--- Data section ---

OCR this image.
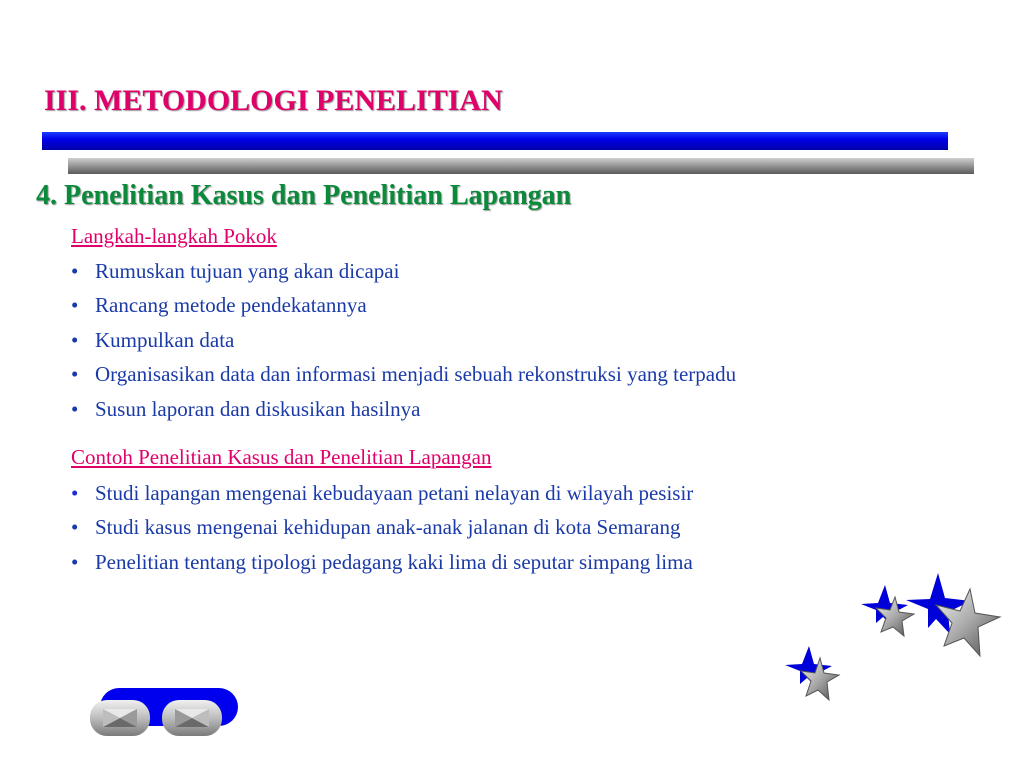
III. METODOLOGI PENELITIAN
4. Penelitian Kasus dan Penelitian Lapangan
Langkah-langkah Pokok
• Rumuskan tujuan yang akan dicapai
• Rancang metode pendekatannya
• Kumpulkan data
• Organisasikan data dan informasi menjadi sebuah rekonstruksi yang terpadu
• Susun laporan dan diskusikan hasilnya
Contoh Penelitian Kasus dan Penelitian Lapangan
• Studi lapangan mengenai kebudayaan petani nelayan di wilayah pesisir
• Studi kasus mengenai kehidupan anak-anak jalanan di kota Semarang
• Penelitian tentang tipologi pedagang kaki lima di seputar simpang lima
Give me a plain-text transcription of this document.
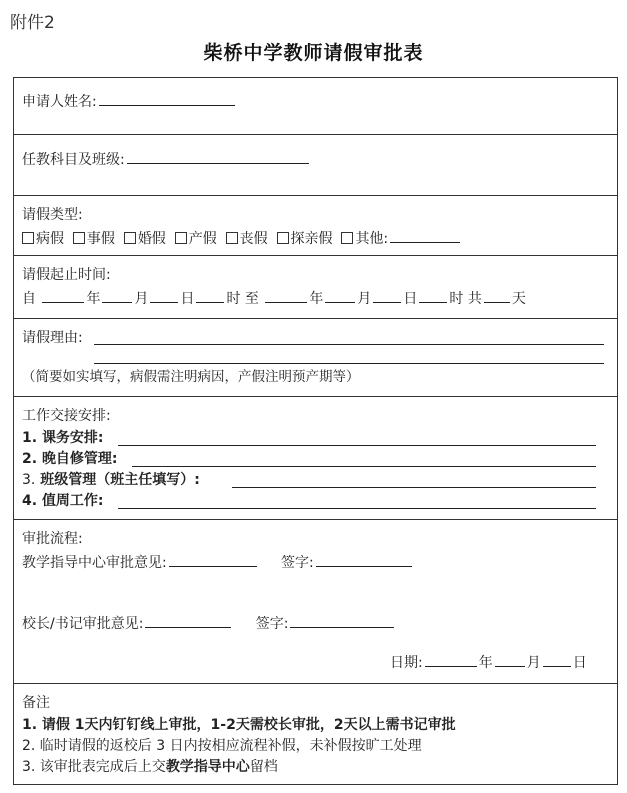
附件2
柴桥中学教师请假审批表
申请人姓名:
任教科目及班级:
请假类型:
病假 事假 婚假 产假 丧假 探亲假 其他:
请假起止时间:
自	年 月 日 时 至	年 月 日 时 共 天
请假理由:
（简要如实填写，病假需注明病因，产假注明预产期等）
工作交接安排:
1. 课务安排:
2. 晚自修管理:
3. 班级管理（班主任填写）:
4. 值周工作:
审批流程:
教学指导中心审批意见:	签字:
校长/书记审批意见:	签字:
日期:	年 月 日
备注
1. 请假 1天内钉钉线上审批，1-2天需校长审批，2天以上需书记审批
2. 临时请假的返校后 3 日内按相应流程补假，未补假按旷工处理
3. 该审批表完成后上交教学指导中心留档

---

Output the entries above exactly, without their pictures.

OCR this image.
III. METODOLOGI PENELITIAN
4. Penelitian Kasus dan Penelitian Lapangan
Langkah-langkah Pokok
• Rumuskan tujuan yang akan dicapai
• Rancang metode pendekatannya
• Kumpulkan data
• Organisasikan data dan informasi menjadi sebuah rekonstruksi yang terpadu
• Susun laporan dan diskusikan hasilnya
Contoh Penelitian Kasus dan Penelitian Lapangan
• Studi lapangan mengenai kebudayaan petani nelayan di wilayah pesisir
• Studi kasus mengenai kehidupan anak-anak jalanan di kota Semarang
• Penelitian tentang tipologi pedagang kaki lima di seputar simpang lima
Give me a plain-text transcription of this document.
附件2
柴桥中学教师请假审批表
申请人姓名:
任教科目及班级:
请假类型:
病假 事假 婚假 产假 丧假 探亲假 其他:
请假起止时间:
自	年 月 日 时 至	年 月 日 时 共 天
请假理由:
（简要如实填写，病假需注明病因，产假注明预产期等）
工作交接安排:
1. 课务安排:
2. 晚自修管理:
3. 班级管理（班主任填写）:
4. 值周工作:
审批流程:
教学指导中心审批意见:	签字:
校长/书记审批意见:	签字:
日期:	年 月 日
备注
1. 请假 1天内钉钉线上审批，1-2天需校长审批，2天以上需书记审批
2. 临时请假的返校后 3 日内按相应流程补假，未补假按旷工处理
3. 该审批表完成后上交教学指导中心留档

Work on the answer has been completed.